| Entries provided |

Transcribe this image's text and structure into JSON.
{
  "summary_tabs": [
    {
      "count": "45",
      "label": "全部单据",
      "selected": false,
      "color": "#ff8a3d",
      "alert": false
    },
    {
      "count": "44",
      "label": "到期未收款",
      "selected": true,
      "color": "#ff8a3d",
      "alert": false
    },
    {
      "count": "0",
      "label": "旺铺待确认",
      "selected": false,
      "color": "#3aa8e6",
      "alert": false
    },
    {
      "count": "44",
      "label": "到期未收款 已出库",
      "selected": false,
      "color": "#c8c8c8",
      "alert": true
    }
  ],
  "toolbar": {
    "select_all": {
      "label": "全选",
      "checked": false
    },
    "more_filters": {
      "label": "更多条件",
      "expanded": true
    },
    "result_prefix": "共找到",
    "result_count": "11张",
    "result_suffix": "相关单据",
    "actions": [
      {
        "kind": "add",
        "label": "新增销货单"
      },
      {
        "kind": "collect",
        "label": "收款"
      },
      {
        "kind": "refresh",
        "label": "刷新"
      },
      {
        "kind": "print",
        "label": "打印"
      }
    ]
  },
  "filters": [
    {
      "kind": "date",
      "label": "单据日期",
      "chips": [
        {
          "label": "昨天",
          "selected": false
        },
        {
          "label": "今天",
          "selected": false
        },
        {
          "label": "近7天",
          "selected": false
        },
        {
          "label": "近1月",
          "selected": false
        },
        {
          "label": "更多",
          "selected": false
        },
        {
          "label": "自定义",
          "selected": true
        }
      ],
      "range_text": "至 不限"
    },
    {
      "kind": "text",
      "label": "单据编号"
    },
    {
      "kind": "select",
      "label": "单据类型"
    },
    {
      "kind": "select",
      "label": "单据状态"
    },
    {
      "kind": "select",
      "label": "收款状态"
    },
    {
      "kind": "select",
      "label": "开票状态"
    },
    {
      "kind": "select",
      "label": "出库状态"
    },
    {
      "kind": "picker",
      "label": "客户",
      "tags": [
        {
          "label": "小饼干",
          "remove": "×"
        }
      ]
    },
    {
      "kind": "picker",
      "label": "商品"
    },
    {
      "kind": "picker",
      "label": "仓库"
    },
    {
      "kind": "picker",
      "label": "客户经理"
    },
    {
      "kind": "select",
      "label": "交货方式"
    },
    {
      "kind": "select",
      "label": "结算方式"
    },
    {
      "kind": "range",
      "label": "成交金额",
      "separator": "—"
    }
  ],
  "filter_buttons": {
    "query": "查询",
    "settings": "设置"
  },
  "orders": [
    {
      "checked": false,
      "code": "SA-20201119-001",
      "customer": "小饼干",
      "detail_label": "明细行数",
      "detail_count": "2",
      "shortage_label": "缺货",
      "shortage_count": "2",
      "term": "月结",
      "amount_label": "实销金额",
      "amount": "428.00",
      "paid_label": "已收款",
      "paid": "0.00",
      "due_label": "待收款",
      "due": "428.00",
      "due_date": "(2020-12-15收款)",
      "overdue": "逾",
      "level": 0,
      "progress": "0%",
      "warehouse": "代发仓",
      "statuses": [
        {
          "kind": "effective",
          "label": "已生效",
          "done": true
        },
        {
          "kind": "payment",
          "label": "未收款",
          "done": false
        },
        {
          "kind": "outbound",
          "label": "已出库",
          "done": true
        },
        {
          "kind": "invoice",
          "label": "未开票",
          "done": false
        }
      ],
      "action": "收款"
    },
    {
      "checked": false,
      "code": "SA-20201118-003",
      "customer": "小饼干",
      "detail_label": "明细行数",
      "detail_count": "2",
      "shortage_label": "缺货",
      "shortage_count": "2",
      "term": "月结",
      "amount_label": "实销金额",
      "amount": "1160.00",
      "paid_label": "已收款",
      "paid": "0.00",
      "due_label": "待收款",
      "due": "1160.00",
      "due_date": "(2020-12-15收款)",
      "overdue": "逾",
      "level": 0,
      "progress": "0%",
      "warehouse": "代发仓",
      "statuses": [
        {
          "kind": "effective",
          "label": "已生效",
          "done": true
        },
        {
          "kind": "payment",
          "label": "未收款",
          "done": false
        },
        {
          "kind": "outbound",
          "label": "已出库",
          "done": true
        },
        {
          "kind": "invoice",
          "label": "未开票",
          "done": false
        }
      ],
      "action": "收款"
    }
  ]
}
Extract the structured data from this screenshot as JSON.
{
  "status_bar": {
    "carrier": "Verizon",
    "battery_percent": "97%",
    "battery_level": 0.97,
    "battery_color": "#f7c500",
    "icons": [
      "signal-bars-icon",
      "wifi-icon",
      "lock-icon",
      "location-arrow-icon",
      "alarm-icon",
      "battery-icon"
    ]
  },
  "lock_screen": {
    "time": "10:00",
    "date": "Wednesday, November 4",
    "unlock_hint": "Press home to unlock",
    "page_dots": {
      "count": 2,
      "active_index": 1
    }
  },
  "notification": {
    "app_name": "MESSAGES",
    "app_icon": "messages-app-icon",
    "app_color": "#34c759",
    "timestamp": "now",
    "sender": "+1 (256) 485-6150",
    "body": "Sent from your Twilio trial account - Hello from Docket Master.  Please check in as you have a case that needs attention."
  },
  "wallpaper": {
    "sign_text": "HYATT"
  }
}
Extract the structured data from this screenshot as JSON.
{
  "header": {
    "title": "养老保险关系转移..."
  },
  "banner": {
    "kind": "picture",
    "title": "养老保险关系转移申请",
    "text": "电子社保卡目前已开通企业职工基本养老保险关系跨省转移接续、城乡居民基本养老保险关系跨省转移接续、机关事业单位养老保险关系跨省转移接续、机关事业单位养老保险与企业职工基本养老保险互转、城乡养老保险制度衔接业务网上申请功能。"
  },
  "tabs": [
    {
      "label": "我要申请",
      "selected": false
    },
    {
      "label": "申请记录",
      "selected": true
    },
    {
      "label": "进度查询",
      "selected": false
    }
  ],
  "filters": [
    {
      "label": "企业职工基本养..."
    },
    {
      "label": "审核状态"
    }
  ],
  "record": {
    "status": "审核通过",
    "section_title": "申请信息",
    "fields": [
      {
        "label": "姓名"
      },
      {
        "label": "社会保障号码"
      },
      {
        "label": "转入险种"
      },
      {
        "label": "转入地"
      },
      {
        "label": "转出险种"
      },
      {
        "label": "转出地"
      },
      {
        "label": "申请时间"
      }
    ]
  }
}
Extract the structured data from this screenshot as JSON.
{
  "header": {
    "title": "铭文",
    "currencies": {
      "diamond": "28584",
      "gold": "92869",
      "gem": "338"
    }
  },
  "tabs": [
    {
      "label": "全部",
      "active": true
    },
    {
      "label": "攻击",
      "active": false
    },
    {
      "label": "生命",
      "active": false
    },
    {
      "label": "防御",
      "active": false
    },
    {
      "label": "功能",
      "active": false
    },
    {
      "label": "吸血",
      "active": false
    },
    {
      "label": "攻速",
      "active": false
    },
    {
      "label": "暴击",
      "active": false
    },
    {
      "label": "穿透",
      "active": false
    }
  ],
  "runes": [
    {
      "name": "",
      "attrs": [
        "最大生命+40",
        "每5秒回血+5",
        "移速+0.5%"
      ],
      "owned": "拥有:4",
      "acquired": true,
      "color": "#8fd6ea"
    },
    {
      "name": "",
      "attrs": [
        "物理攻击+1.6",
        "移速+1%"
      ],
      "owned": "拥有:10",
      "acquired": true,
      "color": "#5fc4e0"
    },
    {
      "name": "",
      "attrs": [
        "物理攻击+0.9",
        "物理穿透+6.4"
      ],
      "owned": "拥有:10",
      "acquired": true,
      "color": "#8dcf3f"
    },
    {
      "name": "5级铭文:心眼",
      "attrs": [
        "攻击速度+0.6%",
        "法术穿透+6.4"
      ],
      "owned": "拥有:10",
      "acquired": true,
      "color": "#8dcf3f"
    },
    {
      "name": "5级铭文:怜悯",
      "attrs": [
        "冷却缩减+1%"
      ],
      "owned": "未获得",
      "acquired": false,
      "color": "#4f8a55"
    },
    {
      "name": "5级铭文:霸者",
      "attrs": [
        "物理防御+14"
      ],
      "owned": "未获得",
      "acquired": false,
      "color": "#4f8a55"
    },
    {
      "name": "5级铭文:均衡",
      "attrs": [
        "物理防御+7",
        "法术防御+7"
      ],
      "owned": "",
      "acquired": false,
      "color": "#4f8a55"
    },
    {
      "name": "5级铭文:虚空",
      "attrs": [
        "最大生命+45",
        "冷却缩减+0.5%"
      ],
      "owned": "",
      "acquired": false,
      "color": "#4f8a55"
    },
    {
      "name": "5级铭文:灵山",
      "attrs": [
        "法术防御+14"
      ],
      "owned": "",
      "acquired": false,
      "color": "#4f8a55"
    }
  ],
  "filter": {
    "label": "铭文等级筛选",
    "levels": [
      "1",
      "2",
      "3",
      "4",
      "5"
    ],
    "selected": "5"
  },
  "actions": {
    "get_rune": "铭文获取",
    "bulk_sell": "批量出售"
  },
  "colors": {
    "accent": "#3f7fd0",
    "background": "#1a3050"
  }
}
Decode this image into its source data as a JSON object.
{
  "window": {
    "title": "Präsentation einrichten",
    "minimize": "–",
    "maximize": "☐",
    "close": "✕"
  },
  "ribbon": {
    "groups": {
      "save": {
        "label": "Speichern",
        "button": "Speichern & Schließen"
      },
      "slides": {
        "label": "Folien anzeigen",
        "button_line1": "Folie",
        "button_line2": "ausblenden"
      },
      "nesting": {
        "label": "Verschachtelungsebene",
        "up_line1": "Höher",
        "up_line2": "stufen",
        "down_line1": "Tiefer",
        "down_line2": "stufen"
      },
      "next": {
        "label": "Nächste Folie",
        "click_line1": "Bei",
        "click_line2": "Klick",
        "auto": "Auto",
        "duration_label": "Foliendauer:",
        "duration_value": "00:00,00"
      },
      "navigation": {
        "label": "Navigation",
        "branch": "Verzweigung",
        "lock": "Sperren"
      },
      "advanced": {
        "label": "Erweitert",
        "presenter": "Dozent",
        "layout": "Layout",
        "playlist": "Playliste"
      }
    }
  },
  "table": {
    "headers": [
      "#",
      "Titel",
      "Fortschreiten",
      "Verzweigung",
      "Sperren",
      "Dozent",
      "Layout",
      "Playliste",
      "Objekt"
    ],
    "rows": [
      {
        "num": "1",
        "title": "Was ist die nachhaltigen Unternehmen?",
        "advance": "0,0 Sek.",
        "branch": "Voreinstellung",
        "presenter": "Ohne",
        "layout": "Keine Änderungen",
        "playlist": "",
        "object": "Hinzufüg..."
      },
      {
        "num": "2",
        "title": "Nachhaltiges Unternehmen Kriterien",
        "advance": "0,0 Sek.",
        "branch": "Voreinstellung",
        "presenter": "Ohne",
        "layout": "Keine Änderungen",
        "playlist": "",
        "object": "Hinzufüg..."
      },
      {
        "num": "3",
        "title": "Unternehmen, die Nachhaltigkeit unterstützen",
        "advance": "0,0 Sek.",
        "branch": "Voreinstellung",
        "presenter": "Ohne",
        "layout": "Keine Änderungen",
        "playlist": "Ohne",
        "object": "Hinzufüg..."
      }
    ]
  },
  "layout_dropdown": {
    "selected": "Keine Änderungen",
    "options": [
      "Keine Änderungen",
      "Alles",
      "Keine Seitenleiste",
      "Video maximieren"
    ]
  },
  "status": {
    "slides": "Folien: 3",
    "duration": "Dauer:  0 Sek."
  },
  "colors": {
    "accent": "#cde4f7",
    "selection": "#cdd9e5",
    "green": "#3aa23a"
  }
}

| Work required |
Look through the material and copy each line that has "Speichern".

| Complete output |
        "label": "Speichern",
        "button": "Speichern & Schließen"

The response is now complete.